▶ TASK DESCRIPTION:
Within the material below, find each line bearing the word "language" and present it.

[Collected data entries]
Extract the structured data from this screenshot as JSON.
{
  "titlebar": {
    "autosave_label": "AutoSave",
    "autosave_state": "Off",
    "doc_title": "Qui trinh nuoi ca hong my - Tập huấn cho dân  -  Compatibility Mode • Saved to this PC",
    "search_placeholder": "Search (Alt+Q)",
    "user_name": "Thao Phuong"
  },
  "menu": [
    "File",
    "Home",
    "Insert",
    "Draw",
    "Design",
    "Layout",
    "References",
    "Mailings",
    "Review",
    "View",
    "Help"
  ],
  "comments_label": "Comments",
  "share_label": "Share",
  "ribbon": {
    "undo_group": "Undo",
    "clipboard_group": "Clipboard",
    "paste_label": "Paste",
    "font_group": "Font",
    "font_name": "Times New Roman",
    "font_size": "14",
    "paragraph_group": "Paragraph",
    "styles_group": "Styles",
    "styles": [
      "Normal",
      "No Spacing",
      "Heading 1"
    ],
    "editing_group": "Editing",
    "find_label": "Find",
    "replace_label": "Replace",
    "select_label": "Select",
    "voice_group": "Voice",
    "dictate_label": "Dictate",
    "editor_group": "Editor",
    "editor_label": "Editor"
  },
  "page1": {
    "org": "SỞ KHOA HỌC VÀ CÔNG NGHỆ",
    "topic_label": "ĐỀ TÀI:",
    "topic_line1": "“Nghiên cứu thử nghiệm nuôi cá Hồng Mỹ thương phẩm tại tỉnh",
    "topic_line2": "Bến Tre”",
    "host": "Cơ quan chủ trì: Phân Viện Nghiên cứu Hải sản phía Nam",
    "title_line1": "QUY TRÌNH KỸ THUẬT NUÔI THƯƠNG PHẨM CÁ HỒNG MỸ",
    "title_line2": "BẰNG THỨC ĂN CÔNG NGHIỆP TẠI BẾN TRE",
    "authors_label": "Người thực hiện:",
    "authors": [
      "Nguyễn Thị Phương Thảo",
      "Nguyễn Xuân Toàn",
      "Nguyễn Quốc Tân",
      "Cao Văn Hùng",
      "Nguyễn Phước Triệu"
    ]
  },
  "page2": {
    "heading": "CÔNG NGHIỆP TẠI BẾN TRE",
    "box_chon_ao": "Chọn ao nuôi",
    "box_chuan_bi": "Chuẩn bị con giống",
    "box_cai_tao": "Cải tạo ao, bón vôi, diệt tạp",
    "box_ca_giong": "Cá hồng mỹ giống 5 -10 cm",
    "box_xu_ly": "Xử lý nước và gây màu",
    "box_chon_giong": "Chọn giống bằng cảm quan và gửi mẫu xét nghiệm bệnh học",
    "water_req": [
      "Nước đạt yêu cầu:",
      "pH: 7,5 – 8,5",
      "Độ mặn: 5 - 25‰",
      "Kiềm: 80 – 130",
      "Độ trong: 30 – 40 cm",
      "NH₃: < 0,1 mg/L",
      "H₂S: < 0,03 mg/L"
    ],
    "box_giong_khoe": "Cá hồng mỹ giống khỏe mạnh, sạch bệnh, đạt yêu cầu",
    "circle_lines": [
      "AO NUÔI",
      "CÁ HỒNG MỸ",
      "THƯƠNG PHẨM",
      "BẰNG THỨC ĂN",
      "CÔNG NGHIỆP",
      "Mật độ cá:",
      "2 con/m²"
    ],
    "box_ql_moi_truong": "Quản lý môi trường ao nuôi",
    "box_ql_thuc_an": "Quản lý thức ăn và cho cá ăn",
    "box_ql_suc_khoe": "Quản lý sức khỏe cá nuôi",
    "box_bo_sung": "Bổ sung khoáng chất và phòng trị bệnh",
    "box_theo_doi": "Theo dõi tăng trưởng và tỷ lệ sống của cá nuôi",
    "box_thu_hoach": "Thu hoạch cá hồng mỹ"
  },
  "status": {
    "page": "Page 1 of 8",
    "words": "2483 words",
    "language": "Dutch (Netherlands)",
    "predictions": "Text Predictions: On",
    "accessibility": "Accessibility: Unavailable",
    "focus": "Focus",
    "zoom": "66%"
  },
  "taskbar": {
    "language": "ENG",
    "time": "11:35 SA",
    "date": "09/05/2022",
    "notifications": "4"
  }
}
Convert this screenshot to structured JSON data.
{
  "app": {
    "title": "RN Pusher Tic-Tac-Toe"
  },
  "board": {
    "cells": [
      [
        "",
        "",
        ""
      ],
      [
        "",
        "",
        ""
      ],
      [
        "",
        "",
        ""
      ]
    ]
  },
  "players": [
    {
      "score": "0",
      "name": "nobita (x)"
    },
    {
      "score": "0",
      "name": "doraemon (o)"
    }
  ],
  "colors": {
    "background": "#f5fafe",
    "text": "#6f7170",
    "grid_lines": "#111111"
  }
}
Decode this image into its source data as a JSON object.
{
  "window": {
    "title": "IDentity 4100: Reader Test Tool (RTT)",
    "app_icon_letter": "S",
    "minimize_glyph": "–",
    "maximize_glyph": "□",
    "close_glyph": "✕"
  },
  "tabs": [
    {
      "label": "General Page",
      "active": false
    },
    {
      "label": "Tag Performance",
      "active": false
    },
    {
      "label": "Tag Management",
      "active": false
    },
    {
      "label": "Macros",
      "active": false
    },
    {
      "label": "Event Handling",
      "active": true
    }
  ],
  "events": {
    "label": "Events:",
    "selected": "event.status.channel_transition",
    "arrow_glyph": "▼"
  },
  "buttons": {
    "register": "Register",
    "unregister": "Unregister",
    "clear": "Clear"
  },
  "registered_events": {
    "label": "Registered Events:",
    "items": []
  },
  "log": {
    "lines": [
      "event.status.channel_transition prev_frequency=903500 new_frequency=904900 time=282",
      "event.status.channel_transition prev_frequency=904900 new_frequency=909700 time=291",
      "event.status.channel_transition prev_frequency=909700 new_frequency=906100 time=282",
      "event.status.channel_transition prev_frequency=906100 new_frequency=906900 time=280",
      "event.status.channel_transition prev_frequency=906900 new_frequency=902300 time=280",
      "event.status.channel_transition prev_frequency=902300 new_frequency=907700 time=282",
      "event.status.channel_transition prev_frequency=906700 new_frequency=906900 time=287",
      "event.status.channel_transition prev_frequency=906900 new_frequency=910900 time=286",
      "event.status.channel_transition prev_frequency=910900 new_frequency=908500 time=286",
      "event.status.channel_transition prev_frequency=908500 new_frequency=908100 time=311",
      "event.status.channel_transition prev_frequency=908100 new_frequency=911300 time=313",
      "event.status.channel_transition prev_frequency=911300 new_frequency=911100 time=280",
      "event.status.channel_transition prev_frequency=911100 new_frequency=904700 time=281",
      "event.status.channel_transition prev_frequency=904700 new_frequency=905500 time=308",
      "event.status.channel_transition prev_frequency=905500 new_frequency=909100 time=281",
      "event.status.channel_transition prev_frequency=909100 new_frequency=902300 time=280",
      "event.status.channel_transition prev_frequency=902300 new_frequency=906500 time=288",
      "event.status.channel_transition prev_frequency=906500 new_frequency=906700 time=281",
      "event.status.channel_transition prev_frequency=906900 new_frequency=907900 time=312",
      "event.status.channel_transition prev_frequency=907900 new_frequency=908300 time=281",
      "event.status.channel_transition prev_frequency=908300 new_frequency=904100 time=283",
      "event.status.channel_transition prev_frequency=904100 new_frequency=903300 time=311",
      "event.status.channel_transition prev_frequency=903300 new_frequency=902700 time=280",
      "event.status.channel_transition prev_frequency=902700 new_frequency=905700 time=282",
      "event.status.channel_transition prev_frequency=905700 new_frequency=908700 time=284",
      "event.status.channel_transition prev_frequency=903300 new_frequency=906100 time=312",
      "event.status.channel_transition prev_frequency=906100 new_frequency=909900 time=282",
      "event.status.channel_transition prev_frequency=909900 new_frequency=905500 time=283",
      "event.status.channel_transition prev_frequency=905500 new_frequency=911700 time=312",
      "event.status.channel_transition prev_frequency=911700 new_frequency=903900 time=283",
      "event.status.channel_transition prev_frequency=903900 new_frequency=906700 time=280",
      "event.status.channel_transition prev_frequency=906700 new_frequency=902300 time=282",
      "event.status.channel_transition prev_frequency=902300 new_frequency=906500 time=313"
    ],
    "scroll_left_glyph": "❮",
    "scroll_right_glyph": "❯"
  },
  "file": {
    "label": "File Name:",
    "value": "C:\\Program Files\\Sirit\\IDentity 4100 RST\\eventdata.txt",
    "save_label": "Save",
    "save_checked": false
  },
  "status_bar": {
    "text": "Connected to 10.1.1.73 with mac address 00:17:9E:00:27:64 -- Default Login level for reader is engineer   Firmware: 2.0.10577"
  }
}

▶ TASK SOLUTION:
    "language": "Dutch (Netherlands)",
    "language": "ENG",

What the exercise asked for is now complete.